→ **TASK MATERIAL**:
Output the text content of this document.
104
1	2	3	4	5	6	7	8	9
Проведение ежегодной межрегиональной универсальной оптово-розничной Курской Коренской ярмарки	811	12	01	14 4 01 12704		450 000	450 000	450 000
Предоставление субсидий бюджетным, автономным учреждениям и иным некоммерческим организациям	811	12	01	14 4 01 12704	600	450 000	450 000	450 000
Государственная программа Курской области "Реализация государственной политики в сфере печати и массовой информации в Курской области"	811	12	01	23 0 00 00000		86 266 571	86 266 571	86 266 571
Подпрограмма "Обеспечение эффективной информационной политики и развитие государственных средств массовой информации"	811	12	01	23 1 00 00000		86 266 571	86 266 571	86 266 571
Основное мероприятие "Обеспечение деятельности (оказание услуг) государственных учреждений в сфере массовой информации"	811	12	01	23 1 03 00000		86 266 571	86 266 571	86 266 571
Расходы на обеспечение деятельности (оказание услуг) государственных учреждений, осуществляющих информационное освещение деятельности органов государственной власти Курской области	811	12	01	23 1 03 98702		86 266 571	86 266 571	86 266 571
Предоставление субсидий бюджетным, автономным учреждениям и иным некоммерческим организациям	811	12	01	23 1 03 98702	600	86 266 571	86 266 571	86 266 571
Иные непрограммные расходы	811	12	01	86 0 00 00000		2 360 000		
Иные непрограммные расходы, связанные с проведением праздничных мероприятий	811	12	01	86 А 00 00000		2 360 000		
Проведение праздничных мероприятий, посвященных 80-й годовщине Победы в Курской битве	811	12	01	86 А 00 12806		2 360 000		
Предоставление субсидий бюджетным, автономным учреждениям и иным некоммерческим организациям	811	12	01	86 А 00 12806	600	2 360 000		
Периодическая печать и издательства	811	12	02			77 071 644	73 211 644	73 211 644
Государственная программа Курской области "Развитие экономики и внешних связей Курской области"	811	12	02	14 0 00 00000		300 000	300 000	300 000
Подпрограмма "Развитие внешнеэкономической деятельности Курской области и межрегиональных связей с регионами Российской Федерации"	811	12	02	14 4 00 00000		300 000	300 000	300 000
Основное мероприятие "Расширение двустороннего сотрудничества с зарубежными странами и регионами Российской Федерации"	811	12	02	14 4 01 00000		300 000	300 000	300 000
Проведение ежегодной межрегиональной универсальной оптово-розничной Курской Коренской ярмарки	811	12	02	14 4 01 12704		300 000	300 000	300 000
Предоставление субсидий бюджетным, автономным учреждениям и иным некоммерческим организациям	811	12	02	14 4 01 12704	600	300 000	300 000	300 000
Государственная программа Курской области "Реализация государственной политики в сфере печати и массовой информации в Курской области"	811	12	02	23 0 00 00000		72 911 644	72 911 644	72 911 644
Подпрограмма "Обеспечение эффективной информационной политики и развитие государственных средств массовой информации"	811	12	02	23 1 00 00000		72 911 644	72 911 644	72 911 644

→ **EXERCISE REQUIREMENTS**:
From the listing above, copy every line that includes the word "Коренской".

→ **WRITTEN ANSWER**:
Проведение ежегодной межрегиональной универсальной оптово-розничной Курской Коренской ярмарки	811	12	01	14 4 01 12704		450 000	450 000	450 000
Проведение ежегодной межрегиональной универсальной оптово-розничной Курской Коренской ярмарки	811	12	02	14 4 01 12704		300 000	300 000	300 000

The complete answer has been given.